═════ SOURCE RECORDS

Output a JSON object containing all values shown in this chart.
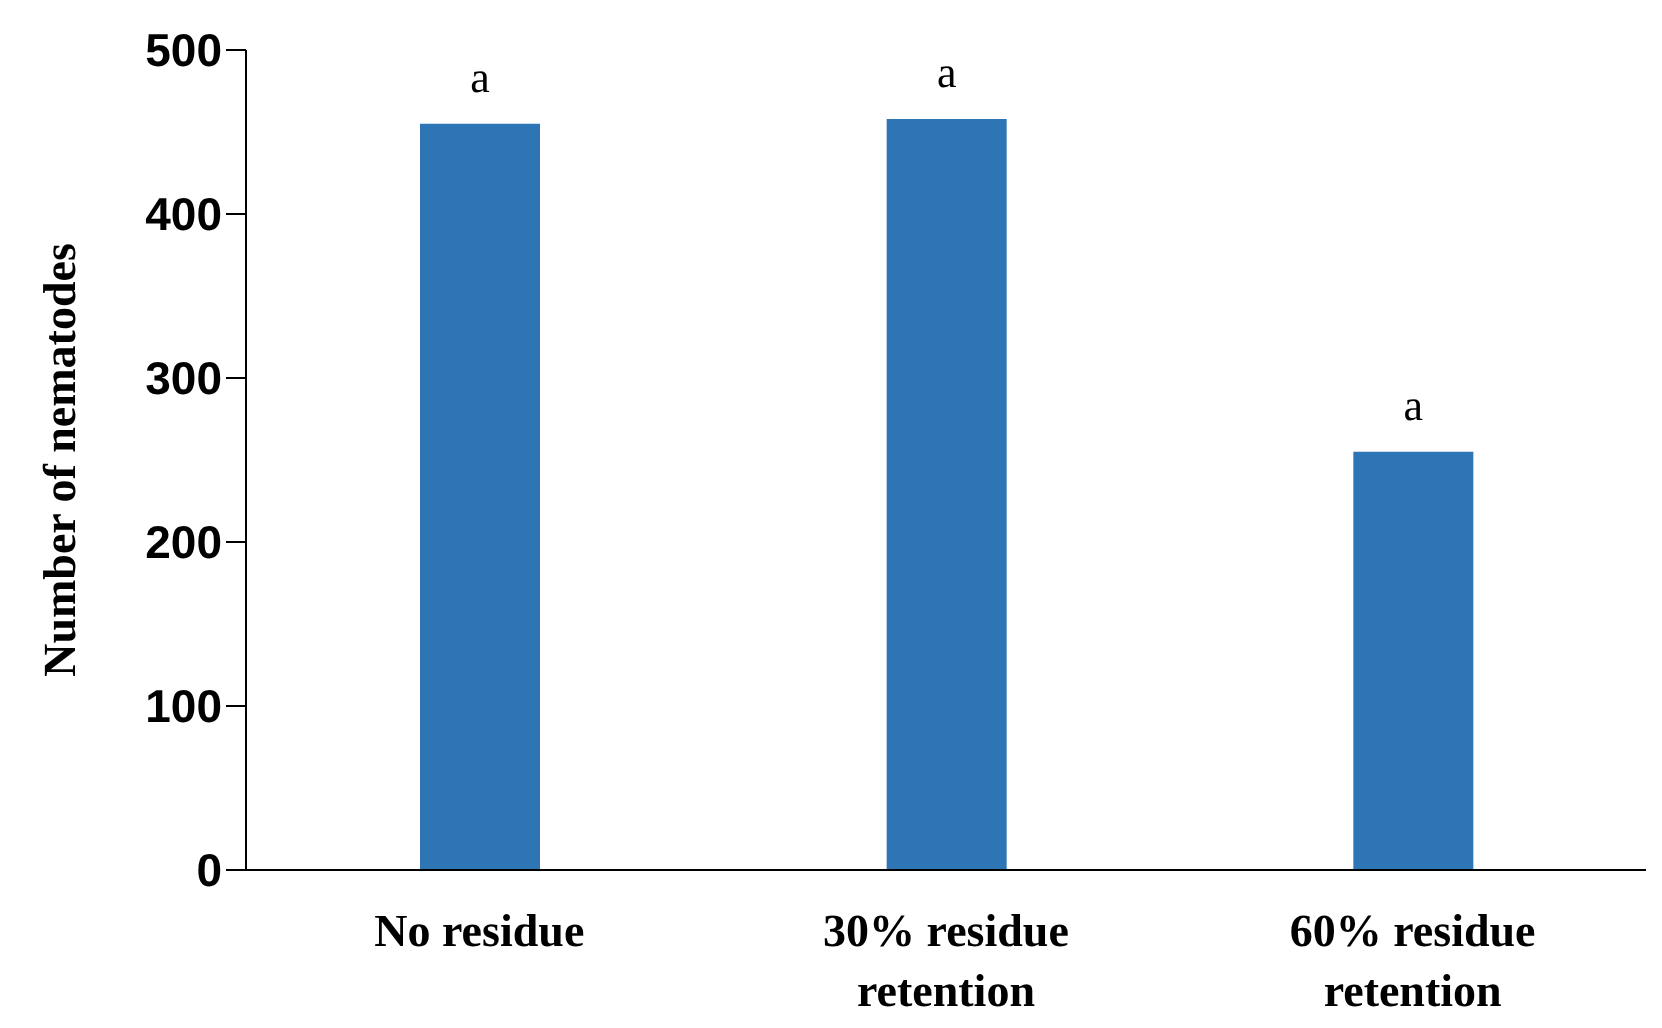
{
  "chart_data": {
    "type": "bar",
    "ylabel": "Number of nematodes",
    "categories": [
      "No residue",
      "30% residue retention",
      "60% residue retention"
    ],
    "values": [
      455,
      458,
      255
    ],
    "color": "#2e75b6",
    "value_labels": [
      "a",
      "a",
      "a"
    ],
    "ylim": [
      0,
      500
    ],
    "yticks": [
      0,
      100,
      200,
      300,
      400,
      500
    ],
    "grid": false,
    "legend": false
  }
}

══════════
═════ SOURCE RECORDS

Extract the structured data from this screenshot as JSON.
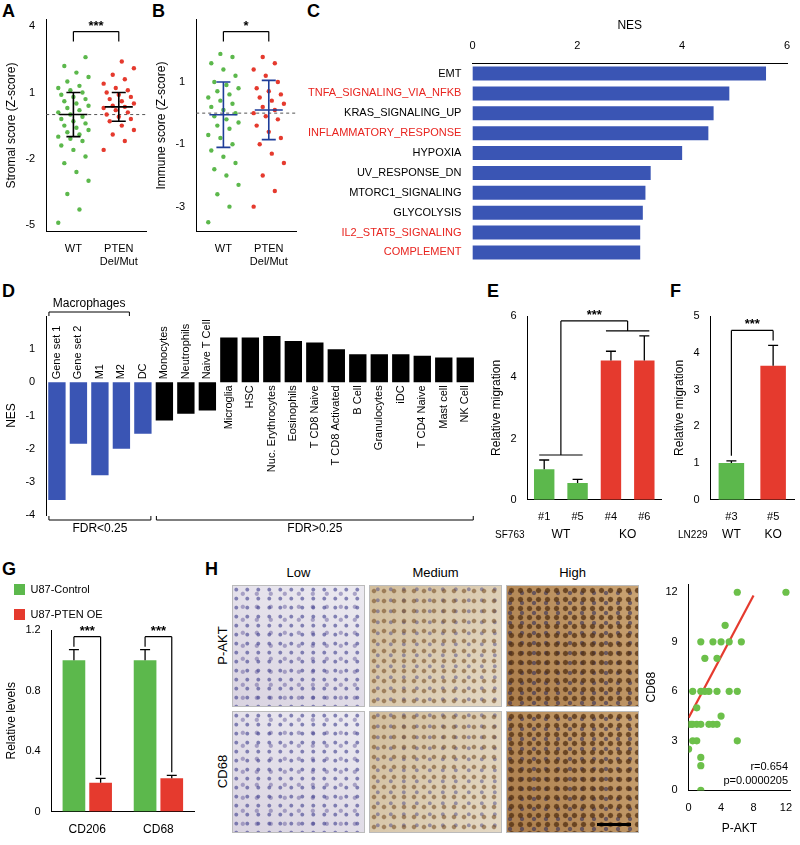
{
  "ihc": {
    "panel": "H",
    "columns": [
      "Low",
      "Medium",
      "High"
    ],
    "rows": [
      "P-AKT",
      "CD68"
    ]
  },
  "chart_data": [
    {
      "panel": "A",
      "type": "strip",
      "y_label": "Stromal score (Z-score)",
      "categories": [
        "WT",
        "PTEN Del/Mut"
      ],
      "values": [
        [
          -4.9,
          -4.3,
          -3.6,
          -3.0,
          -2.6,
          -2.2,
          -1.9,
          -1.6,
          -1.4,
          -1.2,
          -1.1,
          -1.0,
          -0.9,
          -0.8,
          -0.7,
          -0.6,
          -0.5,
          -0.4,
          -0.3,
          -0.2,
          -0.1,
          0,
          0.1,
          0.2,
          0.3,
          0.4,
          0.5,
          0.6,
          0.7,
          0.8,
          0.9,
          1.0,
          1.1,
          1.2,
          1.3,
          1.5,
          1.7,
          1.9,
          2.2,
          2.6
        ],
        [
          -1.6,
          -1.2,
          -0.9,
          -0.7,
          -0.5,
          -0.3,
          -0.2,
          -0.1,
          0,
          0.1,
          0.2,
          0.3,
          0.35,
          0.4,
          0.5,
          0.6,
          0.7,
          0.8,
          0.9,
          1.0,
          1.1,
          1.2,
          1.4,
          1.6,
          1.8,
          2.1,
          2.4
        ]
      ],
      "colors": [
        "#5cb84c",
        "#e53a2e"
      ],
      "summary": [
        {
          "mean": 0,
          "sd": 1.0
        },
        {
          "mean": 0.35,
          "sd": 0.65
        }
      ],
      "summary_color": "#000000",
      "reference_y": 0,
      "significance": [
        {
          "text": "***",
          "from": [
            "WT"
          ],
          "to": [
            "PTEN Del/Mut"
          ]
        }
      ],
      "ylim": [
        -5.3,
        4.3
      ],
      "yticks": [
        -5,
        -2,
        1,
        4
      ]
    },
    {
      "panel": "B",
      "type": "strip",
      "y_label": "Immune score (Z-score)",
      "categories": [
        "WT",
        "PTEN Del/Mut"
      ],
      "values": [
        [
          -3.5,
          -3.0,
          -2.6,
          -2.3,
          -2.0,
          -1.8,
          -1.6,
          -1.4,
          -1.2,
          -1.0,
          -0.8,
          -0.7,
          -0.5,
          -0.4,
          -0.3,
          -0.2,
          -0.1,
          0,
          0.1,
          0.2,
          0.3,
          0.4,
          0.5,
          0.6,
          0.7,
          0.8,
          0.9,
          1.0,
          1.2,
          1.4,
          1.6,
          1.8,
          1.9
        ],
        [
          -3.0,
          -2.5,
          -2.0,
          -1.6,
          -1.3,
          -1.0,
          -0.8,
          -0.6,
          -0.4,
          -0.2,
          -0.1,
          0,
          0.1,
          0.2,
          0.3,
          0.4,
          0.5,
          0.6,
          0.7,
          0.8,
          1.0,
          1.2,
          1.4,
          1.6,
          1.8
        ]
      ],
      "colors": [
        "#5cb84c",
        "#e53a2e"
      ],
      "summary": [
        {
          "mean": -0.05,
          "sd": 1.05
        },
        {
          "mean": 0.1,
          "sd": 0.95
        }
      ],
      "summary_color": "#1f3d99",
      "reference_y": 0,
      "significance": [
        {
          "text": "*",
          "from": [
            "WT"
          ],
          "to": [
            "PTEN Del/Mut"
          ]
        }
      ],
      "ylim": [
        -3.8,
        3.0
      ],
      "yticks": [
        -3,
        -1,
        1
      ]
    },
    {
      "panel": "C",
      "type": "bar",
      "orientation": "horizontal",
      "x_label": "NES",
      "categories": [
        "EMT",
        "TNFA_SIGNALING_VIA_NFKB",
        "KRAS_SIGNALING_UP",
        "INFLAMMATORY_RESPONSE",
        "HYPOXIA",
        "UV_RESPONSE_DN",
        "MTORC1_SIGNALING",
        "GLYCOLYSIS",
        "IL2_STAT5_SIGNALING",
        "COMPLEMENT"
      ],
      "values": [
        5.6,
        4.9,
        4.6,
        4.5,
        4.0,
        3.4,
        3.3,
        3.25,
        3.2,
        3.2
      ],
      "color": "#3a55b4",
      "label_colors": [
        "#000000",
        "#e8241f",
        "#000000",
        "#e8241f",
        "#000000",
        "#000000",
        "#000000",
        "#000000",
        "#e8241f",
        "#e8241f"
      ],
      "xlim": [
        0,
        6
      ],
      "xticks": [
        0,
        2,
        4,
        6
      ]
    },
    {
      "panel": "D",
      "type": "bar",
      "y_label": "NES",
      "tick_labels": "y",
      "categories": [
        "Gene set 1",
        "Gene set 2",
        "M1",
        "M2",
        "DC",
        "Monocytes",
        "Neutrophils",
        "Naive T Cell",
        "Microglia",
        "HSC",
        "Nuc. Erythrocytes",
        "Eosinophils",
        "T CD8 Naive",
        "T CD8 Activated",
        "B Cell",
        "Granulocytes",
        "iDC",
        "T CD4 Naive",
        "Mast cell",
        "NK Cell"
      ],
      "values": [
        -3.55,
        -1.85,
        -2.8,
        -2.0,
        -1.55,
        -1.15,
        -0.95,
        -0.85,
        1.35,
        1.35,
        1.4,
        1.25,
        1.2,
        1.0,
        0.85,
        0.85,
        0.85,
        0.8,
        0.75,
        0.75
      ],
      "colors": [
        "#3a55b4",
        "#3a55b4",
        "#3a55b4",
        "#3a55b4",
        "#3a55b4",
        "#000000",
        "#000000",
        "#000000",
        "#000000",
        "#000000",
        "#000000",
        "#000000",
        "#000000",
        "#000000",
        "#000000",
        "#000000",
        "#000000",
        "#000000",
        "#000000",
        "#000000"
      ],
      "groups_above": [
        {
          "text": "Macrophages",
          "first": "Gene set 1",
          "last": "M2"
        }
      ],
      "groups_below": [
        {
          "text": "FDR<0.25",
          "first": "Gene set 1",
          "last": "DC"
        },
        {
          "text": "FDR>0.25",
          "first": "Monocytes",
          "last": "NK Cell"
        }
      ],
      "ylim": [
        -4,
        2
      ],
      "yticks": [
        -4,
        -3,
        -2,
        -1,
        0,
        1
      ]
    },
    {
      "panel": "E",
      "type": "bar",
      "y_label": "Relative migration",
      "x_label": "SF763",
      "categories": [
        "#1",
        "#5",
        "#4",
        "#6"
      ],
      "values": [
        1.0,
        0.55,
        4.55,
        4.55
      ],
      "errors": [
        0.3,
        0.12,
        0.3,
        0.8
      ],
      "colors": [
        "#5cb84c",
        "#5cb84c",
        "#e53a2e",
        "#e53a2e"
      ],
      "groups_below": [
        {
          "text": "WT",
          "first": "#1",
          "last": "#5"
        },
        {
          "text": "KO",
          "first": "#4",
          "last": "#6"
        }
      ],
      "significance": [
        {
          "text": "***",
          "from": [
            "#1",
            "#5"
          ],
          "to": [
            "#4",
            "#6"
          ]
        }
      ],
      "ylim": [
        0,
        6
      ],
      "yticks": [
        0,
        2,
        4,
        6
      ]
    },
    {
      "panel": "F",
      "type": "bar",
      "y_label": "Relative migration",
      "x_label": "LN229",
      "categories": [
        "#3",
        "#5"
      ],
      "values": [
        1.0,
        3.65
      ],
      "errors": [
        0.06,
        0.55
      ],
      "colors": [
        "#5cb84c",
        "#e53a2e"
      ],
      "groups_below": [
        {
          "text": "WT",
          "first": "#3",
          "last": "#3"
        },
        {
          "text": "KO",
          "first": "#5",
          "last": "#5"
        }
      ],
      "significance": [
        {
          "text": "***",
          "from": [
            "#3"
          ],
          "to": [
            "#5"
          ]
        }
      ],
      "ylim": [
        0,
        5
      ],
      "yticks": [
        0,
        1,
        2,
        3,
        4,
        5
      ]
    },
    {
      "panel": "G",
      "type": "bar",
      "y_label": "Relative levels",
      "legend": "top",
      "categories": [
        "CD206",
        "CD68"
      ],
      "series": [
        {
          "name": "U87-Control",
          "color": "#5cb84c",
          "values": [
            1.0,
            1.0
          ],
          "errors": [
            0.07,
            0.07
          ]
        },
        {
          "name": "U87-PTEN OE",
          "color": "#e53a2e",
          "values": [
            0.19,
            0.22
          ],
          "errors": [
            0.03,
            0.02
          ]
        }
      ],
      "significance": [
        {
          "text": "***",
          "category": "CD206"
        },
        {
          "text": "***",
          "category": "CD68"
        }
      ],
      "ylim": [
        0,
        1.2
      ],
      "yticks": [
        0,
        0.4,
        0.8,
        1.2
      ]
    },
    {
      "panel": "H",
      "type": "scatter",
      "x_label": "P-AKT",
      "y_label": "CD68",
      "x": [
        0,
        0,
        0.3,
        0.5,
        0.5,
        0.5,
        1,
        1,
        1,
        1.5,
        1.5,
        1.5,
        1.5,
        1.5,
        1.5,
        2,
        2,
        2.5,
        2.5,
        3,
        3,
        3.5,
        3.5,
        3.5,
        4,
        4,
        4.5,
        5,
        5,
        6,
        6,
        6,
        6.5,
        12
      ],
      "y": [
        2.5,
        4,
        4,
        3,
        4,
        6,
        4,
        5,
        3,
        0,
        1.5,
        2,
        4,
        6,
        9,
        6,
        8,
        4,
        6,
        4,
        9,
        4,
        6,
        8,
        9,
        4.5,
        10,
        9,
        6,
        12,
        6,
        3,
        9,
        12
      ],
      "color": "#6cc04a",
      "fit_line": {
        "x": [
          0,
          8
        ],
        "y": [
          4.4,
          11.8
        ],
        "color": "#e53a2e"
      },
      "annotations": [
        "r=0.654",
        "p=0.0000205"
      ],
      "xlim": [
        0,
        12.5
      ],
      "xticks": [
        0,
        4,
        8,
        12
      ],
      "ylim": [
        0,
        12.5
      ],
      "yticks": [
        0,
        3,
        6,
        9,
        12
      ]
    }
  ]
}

══════════
═════ SOURCE RECORDS

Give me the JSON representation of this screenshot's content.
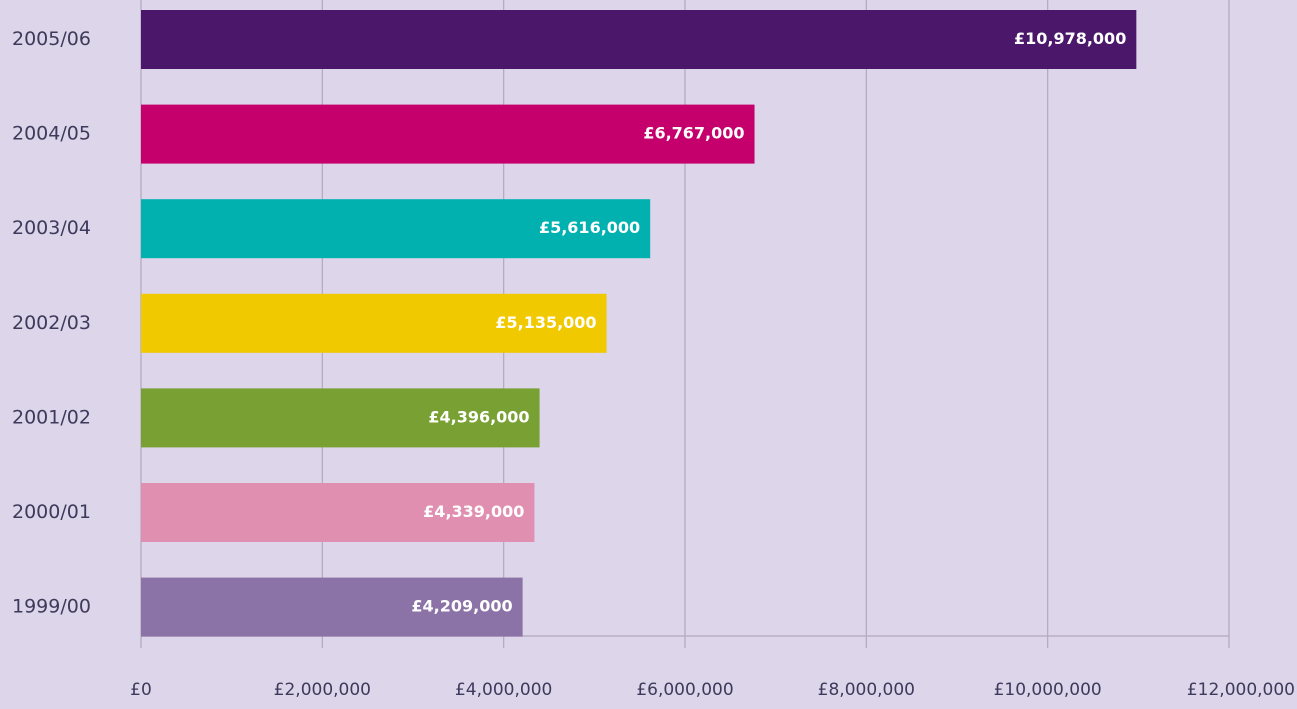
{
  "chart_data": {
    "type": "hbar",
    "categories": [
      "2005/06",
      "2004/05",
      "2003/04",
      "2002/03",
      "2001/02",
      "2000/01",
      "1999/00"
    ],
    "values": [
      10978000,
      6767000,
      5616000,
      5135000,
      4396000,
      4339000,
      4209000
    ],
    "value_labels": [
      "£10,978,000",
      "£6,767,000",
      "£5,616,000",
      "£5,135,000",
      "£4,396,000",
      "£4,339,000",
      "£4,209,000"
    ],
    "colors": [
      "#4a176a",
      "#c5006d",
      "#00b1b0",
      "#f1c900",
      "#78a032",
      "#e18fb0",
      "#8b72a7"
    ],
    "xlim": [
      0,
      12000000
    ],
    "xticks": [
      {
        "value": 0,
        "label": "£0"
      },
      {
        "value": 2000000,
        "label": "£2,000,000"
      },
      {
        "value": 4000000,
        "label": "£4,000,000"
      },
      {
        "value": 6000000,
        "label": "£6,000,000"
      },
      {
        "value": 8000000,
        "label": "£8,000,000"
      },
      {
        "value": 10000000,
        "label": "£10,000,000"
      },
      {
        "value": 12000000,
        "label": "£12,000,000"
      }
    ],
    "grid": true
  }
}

══════════

STATED EXERCISE »
From the data above, copy each line where the string "residue" appears.

RESPONSE TO THIS EXERCISE »
      "No residue",
      "30% residue retention",
      "60% residue retention"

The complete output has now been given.